> _Exercise directions_
Copy everything in the data below exactly except the pictures.

> _Entries_
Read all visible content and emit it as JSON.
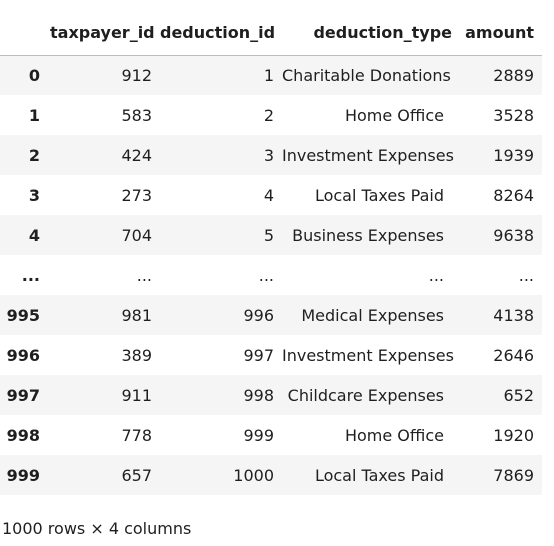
{
  "columns": {
    "index": "",
    "taxpayer_id": "taxpayer_id",
    "deduction_id": "deduction_id",
    "deduction_type": "deduction_type",
    "amount": "amount"
  },
  "rows": [
    {
      "index": "0",
      "taxpayer_id": "912",
      "deduction_id": "1",
      "deduction_type": "Charitable Donations",
      "amount": "2889"
    },
    {
      "index": "1",
      "taxpayer_id": "583",
      "deduction_id": "2",
      "deduction_type": "Home Office",
      "amount": "3528"
    },
    {
      "index": "2",
      "taxpayer_id": "424",
      "deduction_id": "3",
      "deduction_type": "Investment Expenses",
      "amount": "1939"
    },
    {
      "index": "3",
      "taxpayer_id": "273",
      "deduction_id": "4",
      "deduction_type": "Local Taxes Paid",
      "amount": "8264"
    },
    {
      "index": "4",
      "taxpayer_id": "704",
      "deduction_id": "5",
      "deduction_type": "Business Expenses",
      "amount": "9638"
    },
    {
      "index": "...",
      "taxpayer_id": "...",
      "deduction_id": "...",
      "deduction_type": "...",
      "amount": "..."
    },
    {
      "index": "995",
      "taxpayer_id": "981",
      "deduction_id": "996",
      "deduction_type": "Medical Expenses",
      "amount": "4138"
    },
    {
      "index": "996",
      "taxpayer_id": "389",
      "deduction_id": "997",
      "deduction_type": "Investment Expenses",
      "amount": "2646"
    },
    {
      "index": "997",
      "taxpayer_id": "911",
      "deduction_id": "998",
      "deduction_type": "Childcare Expenses",
      "amount": "652"
    },
    {
      "index": "998",
      "taxpayer_id": "778",
      "deduction_id": "999",
      "deduction_type": "Home Office",
      "amount": "1920"
    },
    {
      "index": "999",
      "taxpayer_id": "657",
      "deduction_id": "1000",
      "deduction_type": "Local Taxes Paid",
      "amount": "7869"
    }
  ],
  "summary": "1000 rows × 4 columns"
}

> _Result_
Read all visible content and emit it as JSON.
{
  "columns": {
    "index": "",
    "taxpayer_id": "taxpayer_id",
    "deduction_id": "deduction_id",
    "deduction_type": "deduction_type",
    "amount": "amount"
  },
  "rows": [
    {
      "index": "0",
      "taxpayer_id": "912",
      "deduction_id": "1",
      "deduction_type": "Charitable Donations",
      "amount": "2889"
    },
    {
      "index": "1",
      "taxpayer_id": "583",
      "deduction_id": "2",
      "deduction_type": "Home Office",
      "amount": "3528"
    },
    {
      "index": "2",
      "taxpayer_id": "424",
      "deduction_id": "3",
      "deduction_type": "Investment Expenses",
      "amount": "1939"
    },
    {
      "index": "3",
      "taxpayer_id": "273",
      "deduction_id": "4",
      "deduction_type": "Local Taxes Paid",
      "amount": "8264"
    },
    {
      "index": "4",
      "taxpayer_id": "704",
      "deduction_id": "5",
      "deduction_type": "Business Expenses",
      "amount": "9638"
    },
    {
      "index": "...",
      "taxpayer_id": "...",
      "deduction_id": "...",
      "deduction_type": "...",
      "amount": "..."
    },
    {
      "index": "995",
      "taxpayer_id": "981",
      "deduction_id": "996",
      "deduction_type": "Medical Expenses",
      "amount": "4138"
    },
    {
      "index": "996",
      "taxpayer_id": "389",
      "deduction_id": "997",
      "deduction_type": "Investment Expenses",
      "amount": "2646"
    },
    {
      "index": "997",
      "taxpayer_id": "911",
      "deduction_id": "998",
      "deduction_type": "Childcare Expenses",
      "amount": "652"
    },
    {
      "index": "998",
      "taxpayer_id": "778",
      "deduction_id": "999",
      "deduction_type": "Home Office",
      "amount": "1920"
    },
    {
      "index": "999",
      "taxpayer_id": "657",
      "deduction_id": "1000",
      "deduction_type": "Local Taxes Paid",
      "amount": "7869"
    }
  ],
  "summary": "1000 rows × 4 columns"
}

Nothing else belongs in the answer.